What is required: Your answer should be the records below, written out exactly.

[Opening Data extract section]

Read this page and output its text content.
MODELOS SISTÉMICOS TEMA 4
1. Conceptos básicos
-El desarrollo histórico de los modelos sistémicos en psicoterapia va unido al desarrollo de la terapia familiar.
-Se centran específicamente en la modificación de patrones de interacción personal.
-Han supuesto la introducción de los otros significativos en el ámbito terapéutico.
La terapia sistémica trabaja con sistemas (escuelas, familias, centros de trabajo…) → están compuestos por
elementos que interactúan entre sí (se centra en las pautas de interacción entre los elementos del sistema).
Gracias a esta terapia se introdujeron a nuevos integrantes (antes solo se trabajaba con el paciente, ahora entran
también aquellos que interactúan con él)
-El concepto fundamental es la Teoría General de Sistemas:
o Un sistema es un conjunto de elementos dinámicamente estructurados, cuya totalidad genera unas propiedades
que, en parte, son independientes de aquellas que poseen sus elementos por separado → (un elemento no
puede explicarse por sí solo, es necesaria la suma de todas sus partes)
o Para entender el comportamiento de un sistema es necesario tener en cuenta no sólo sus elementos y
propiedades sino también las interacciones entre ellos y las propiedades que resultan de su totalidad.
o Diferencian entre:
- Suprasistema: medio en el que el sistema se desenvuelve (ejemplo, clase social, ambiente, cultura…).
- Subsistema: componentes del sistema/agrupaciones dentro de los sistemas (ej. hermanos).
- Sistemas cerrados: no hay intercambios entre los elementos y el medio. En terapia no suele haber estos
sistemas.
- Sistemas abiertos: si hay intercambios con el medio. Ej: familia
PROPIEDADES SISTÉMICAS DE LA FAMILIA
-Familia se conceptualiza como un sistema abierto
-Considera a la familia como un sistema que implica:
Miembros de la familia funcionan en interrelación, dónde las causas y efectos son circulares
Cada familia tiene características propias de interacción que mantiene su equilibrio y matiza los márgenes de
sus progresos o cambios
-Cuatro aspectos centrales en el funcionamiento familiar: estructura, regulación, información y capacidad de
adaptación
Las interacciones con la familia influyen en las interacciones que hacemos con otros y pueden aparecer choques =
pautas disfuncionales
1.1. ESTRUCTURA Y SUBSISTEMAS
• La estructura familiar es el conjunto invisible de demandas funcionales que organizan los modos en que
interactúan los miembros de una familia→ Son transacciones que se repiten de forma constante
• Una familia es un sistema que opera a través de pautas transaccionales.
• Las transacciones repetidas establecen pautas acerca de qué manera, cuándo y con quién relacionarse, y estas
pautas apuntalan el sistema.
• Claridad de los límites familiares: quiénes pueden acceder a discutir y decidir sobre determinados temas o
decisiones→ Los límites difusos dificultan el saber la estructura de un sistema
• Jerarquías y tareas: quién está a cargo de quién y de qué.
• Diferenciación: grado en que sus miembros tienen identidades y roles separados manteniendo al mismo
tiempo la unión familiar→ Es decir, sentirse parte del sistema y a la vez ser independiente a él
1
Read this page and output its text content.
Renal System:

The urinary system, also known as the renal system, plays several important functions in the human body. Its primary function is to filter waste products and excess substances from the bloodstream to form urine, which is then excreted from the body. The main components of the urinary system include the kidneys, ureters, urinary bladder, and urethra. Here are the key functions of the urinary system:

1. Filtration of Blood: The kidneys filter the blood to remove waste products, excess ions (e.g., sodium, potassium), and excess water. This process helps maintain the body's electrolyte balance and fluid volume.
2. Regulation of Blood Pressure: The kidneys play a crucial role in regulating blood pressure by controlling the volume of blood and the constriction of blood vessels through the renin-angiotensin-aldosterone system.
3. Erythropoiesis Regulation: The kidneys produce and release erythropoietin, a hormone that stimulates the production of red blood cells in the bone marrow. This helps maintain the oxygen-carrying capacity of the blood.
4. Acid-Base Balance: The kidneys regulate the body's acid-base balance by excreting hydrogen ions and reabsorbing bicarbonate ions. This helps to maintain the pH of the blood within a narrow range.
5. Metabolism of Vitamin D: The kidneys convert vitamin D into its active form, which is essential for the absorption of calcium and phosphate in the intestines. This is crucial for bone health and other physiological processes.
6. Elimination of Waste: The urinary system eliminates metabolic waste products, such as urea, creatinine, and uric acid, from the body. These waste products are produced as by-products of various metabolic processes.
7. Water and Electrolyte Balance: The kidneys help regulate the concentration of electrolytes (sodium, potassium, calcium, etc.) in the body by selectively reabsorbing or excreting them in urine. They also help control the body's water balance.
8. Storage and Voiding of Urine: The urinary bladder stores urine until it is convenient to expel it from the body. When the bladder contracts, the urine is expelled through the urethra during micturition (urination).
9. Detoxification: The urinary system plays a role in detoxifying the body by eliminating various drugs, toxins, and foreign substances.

[Closing Data extract section]

Result of this task:
Read this page and output its text content.
MODELOS SISTÉMICOS TEMA 4
1. Conceptos básicos
-El desarrollo histórico de los modelos sistémicos en psicoterapia va unido al desarrollo de la terapia familiar.
-Se centran específicamente en la modificación de patrones de interacción personal.
-Han supuesto la introducción de los otros significativos en el ámbito terapéutico.
La terapia sistémica trabaja con sistemas (escuelas, familias, centros de trabajo…) → están compuestos por
elementos que interactúan entre sí (se centra en las pautas de interacción entre los elementos del sistema).
Gracias a esta terapia se introdujeron a nuevos integrantes (antes solo se trabajaba con el paciente, ahora entran
también aquellos que interactúan con él)
-El concepto fundamental es la Teoría General de Sistemas:
o Un sistema es un conjunto de elementos dinámicamente estructurados, cuya totalidad genera unas propiedades
que, en parte, son independientes de aquellas que poseen sus elementos por separado → (un elemento no
puede explicarse por sí solo, es necesaria la suma de todas sus partes)
o Para entender el comportamiento de un sistema es necesario tener en cuenta no sólo sus elementos y
propiedades sino también las interacciones entre ellos y las propiedades que resultan de su totalidad.
o Diferencian entre:
- Suprasistema: medio en el que el sistema se desenvuelve (ejemplo, clase social, ambiente, cultura…).
- Subsistema: componentes del sistema/agrupaciones dentro de los sistemas (ej. hermanos).
- Sistemas cerrados: no hay intercambios entre los elementos y el medio. En terapia no suele haber estos
sistemas.
- Sistemas abiertos: si hay intercambios con el medio. Ej: familia
PROPIEDADES SISTÉMICAS DE LA FAMILIA
-Familia se conceptualiza como un sistema abierto
-Considera a la familia como un sistema que implica:
Miembros de la familia funcionan en interrelación, dónde las causas y efectos son circulares
Cada familia tiene características propias de interacción que mantiene su equilibrio y matiza los márgenes de
sus progresos o cambios
-Cuatro aspectos centrales en el funcionamiento familiar: estructura, regulación, información y capacidad de
adaptación
Las interacciones con la familia influyen en las interacciones que hacemos con otros y pueden aparecer choques =
pautas disfuncionales
1.1. ESTRUCTURA Y SUBSISTEMAS
• La estructura familiar es el conjunto invisible de demandas funcionales que organizan los modos en que
interactúan los miembros de una familia→ Son transacciones que se repiten de forma constante
• Una familia es un sistema que opera a través de pautas transaccionales.
• Las transacciones repetidas establecen pautas acerca de qué manera, cuándo y con quién relacionarse, y estas
pautas apuntalan el sistema.
• Claridad de los límites familiares: quiénes pueden acceder a discutir y decidir sobre determinados temas o
decisiones→ Los límites difusos dificultan el saber la estructura de un sistema
• Jerarquías y tareas: quién está a cargo de quién y de qué.
• Diferenciación: grado en que sus miembros tienen identidades y roles separados manteniendo al mismo
tiempo la unión familiar→ Es decir, sentirse parte del sistema y a la vez ser independiente a él
1
Read this page and output its text content.
Renal System:

The urinary system, also known as the renal system, plays several important functions in the human body. Its primary function is to filter waste products and excess substances from the bloodstream to form urine, which is then excreted from the body. The main components of the urinary system include the kidneys, ureters, urinary bladder, and urethra. Here are the key functions of the urinary system:

1. Filtration of Blood: The kidneys filter the blood to remove waste products, excess ions (e.g., sodium, potassium), and excess water. This process helps maintain the body's electrolyte balance and fluid volume.
2. Regulation of Blood Pressure: The kidneys play a crucial role in regulating blood pressure by controlling the volume of blood and the constriction of blood vessels through the renin-angiotensin-aldosterone system.
3. Erythropoiesis Regulation: The kidneys produce and release erythropoietin, a hormone that stimulates the production of red blood cells in the bone marrow. This helps maintain the oxygen-carrying capacity of the blood.
4. Acid-Base Balance: The kidneys regulate the body's acid-base balance by excreting hydrogen ions and reabsorbing bicarbonate ions. This helps to maintain the pH of the blood within a narrow range.
5. Metabolism of Vitamin D: The kidneys convert vitamin D into its active form, which is essential for the absorption of calcium and phosphate in the intestines. This is crucial for bone health and other physiological processes.
6. Elimination of Waste: The urinary system eliminates metabolic waste products, such as urea, creatinine, and uric acid, from the body. These waste products are produced as by-products of various metabolic processes.
7. Water and Electrolyte Balance: The kidneys help regulate the concentration of electrolytes (sodium, potassium, calcium, etc.) in the body by selectively reabsorbing or excreting them in urine. They also help control the body's water balance.
8. Storage and Voiding of Urine: The urinary bladder stores urine until it is convenient to expel it from the body. When the bladder contracts, the urine is expelled through the urethra during micturition (urination).
9. Detoxification: The urinary system plays a role in detoxifying the body by eliminating various drugs, toxins, and foreign substances.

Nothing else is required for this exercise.